_DATA IN THIS EXERCISE_
☆ ☆ ☆ ☆ ☆ ☆ ☆
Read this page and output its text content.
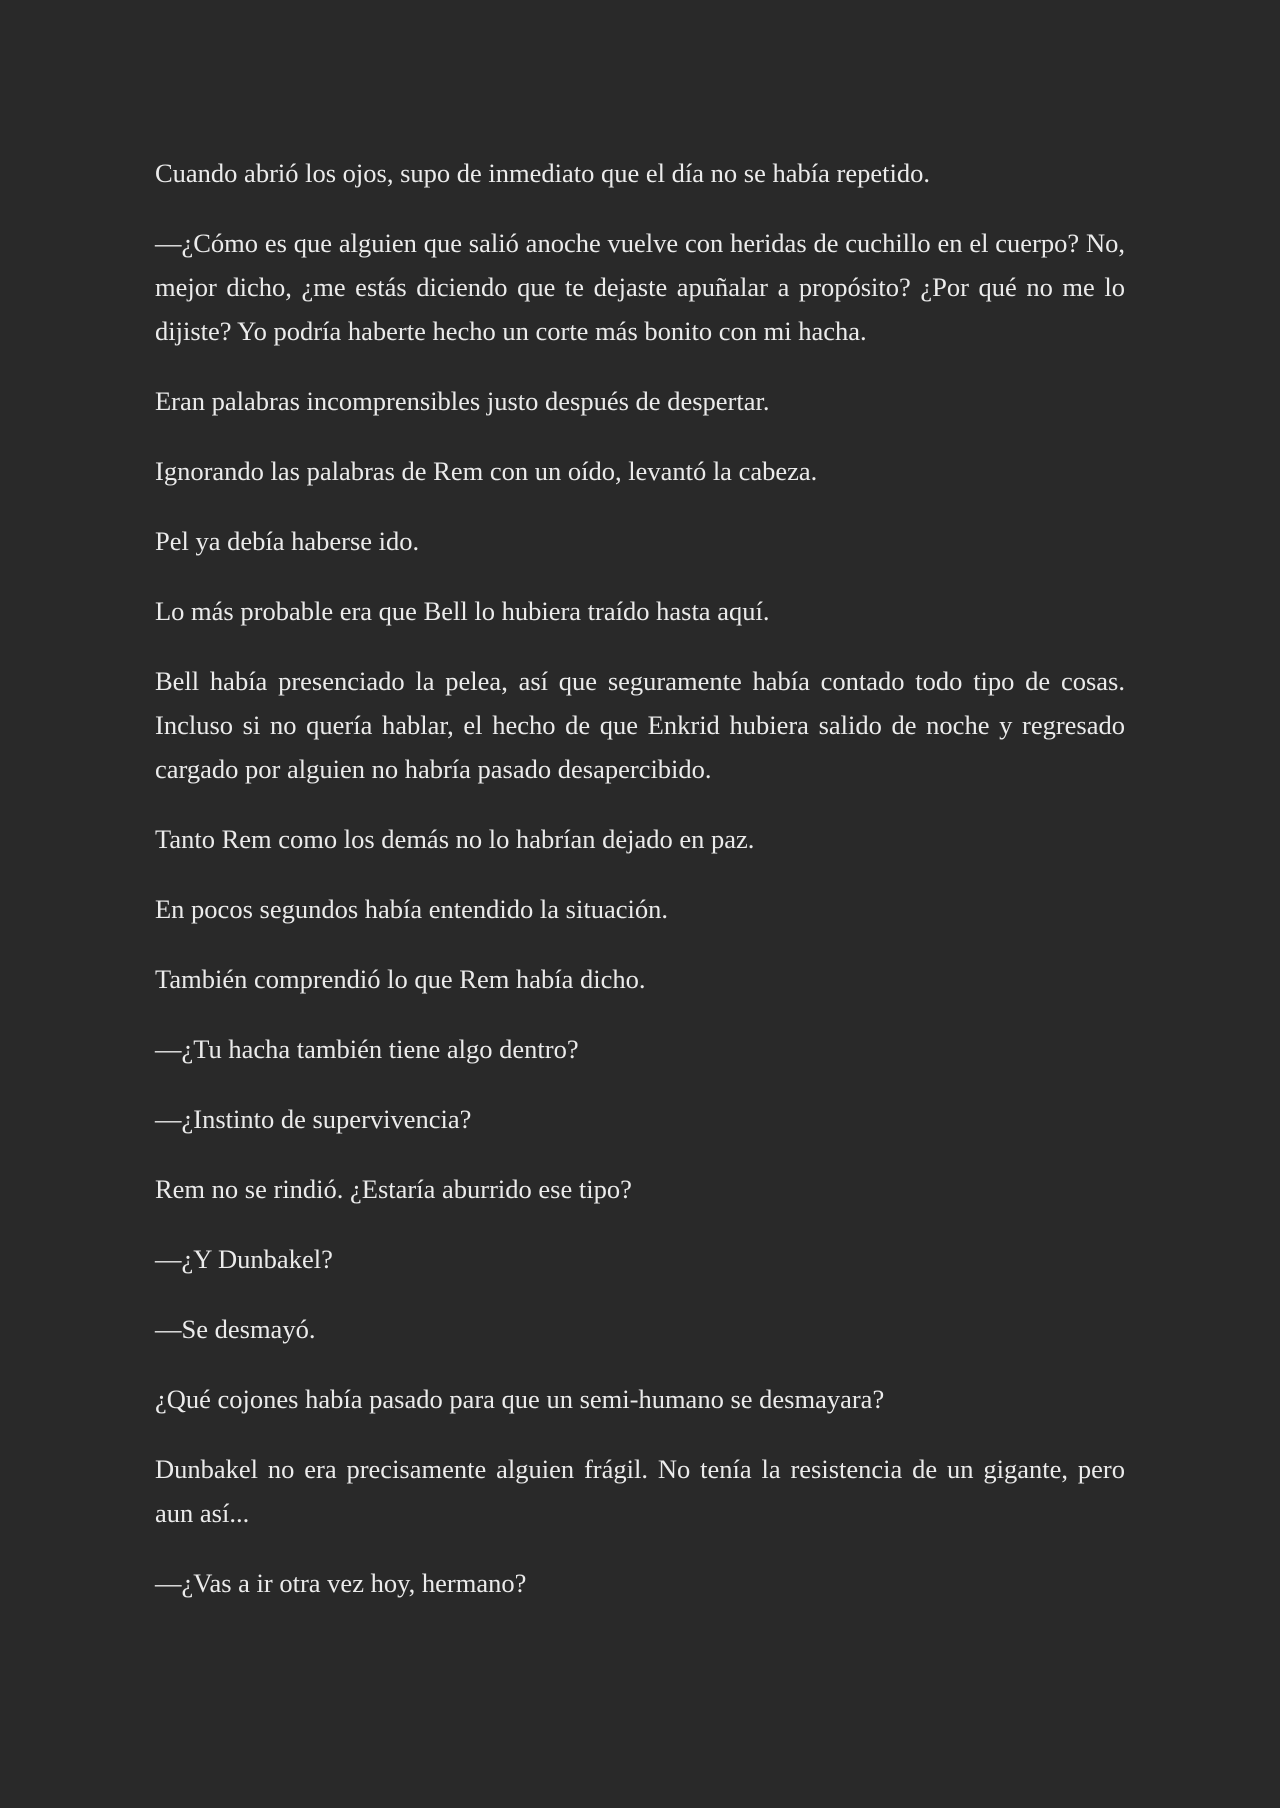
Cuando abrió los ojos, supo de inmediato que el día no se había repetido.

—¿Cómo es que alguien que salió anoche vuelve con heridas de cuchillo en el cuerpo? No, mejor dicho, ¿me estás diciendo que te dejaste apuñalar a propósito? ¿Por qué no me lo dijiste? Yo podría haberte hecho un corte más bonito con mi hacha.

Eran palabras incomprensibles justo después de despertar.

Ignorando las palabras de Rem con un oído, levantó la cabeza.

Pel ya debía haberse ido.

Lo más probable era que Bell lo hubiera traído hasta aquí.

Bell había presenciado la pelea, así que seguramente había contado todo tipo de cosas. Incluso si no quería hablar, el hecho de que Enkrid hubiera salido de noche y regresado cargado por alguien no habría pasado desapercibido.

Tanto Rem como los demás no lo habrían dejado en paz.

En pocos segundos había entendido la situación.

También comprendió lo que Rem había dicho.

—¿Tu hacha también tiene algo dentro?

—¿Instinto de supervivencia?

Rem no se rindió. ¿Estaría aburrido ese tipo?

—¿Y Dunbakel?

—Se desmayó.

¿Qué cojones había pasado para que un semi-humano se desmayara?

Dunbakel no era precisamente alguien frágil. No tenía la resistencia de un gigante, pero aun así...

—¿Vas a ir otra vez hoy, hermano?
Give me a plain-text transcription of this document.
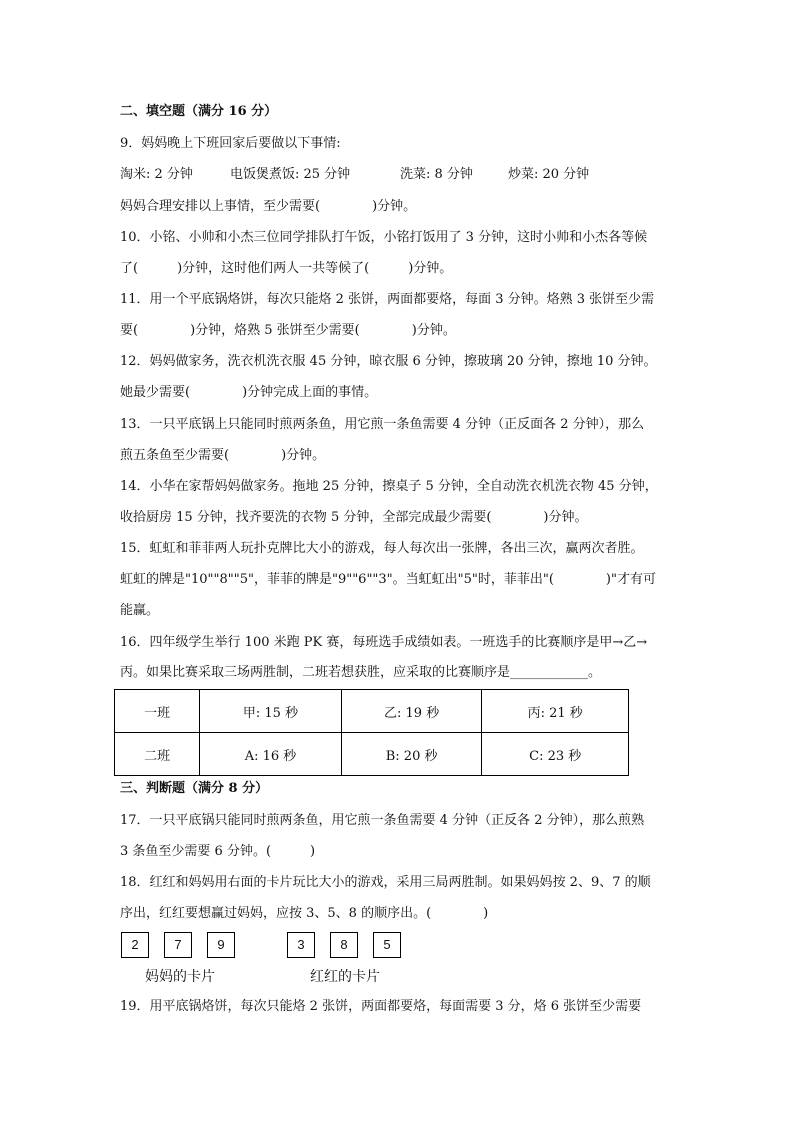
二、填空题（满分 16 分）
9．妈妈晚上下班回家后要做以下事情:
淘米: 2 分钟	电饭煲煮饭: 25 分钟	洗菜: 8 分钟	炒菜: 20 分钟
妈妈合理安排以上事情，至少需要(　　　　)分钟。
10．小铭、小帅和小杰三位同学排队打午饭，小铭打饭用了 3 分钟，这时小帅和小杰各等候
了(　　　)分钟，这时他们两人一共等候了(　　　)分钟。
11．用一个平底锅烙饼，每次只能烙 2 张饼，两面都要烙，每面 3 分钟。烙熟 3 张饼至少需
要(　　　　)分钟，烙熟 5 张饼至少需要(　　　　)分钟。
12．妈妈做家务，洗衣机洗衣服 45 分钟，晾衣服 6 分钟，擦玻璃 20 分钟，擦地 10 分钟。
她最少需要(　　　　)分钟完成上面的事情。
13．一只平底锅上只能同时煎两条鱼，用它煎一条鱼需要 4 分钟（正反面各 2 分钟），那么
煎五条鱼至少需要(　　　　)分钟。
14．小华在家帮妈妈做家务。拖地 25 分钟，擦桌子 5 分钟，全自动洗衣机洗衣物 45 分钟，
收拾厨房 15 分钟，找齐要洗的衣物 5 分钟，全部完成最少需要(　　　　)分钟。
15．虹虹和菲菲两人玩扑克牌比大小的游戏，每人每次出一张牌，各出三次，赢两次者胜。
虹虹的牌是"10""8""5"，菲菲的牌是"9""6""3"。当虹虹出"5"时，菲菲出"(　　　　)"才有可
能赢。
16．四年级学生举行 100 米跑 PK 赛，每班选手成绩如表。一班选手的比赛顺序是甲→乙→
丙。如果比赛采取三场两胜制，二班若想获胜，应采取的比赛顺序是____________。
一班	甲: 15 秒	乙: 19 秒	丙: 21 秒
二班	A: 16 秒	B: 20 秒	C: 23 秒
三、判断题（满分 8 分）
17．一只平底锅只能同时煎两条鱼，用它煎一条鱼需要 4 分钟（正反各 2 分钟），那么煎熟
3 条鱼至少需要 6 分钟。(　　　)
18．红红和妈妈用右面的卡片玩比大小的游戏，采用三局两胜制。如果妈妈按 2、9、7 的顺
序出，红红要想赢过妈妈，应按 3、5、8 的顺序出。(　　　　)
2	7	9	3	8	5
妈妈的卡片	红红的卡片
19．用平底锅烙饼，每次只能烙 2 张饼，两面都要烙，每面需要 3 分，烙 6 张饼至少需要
☆ ☆ ☆ ☆ ☆ ☆ ☆
_TO BE DONE_
Leave images out of the retyped records; keep all else exact.

_EXERCISE SOLUTION_
Read this page and output its text content.
Cuando abrió los ojos, supo de inmediato que el día no se había repetido.

—¿Cómo es que alguien que salió anoche vuelve con heridas de cuchillo en el cuerpo? No, mejor dicho, ¿me estás diciendo que te dejaste apuñalar a propósito? ¿Por qué no me lo dijiste? Yo podría haberte hecho un corte más bonito con mi hacha.

Eran palabras incomprensibles justo después de despertar.

Ignorando las palabras de Rem con un oído, levantó la cabeza.

Pel ya debía haberse ido.

Lo más probable era que Bell lo hubiera traído hasta aquí.

Bell había presenciado la pelea, así que seguramente había contado todo tipo de cosas. Incluso si no quería hablar, el hecho de que Enkrid hubiera salido de noche y regresado cargado por alguien no habría pasado desapercibido.

Tanto Rem como los demás no lo habrían dejado en paz.

En pocos segundos había entendido la situación.

También comprendió lo que Rem había dicho.

—¿Tu hacha también tiene algo dentro?

—¿Instinto de supervivencia?

Rem no se rindió. ¿Estaría aburrido ese tipo?

—¿Y Dunbakel?

—Se desmayó.

¿Qué cojones había pasado para que un semi-humano se desmayara?

Dunbakel no era precisamente alguien frágil. No tenía la resistencia de un gigante, pero aun así...

—¿Vas a ir otra vez hoy, hermano?
Give me a plain-text transcription of this document.
二、填空题（满分 16 分）
9．妈妈晚上下班回家后要做以下事情:
淘米: 2 分钟	电饭煲煮饭: 25 分钟	洗菜: 8 分钟	炒菜: 20 分钟
妈妈合理安排以上事情，至少需要(　　　　)分钟。
10．小铭、小帅和小杰三位同学排队打午饭，小铭打饭用了 3 分钟，这时小帅和小杰各等候
了(　　　)分钟，这时他们两人一共等候了(　　　)分钟。
11．用一个平底锅烙饼，每次只能烙 2 张饼，两面都要烙，每面 3 分钟。烙熟 3 张饼至少需
要(　　　　)分钟，烙熟 5 张饼至少需要(　　　　)分钟。
12．妈妈做家务，洗衣机洗衣服 45 分钟，晾衣服 6 分钟，擦玻璃 20 分钟，擦地 10 分钟。
她最少需要(　　　　)分钟完成上面的事情。
13．一只平底锅上只能同时煎两条鱼，用它煎一条鱼需要 4 分钟（正反面各 2 分钟），那么
煎五条鱼至少需要(　　　　)分钟。
14．小华在家帮妈妈做家务。拖地 25 分钟，擦桌子 5 分钟，全自动洗衣机洗衣物 45 分钟，
收拾厨房 15 分钟，找齐要洗的衣物 5 分钟，全部完成最少需要(　　　　)分钟。
15．虹虹和菲菲两人玩扑克牌比大小的游戏，每人每次出一张牌，各出三次，赢两次者胜。
虹虹的牌是"10""8""5"，菲菲的牌是"9""6""3"。当虹虹出"5"时，菲菲出"(　　　　)"才有可
能赢。
16．四年级学生举行 100 米跑 PK 赛，每班选手成绩如表。一班选手的比赛顺序是甲→乙→
丙。如果比赛采取三场两胜制，二班若想获胜，应采取的比赛顺序是____________。
一班	甲: 15 秒	乙: 19 秒	丙: 21 秒
二班	A: 16 秒	B: 20 秒	C: 23 秒
三、判断题（满分 8 分）
17．一只平底锅只能同时煎两条鱼，用它煎一条鱼需要 4 分钟（正反各 2 分钟），那么煎熟
3 条鱼至少需要 6 分钟。(　　　)
18．红红和妈妈用右面的卡片玩比大小的游戏，采用三局两胜制。如果妈妈按 2、9、7 的顺
序出，红红要想赢过妈妈，应按 3、5、8 的顺序出。(　　　　)
2	7	9	3	8	5
妈妈的卡片	红红的卡片
19．用平底锅烙饼，每次只能烙 2 张饼，两面都要烙，每面需要 3 分，烙 6 张饼至少需要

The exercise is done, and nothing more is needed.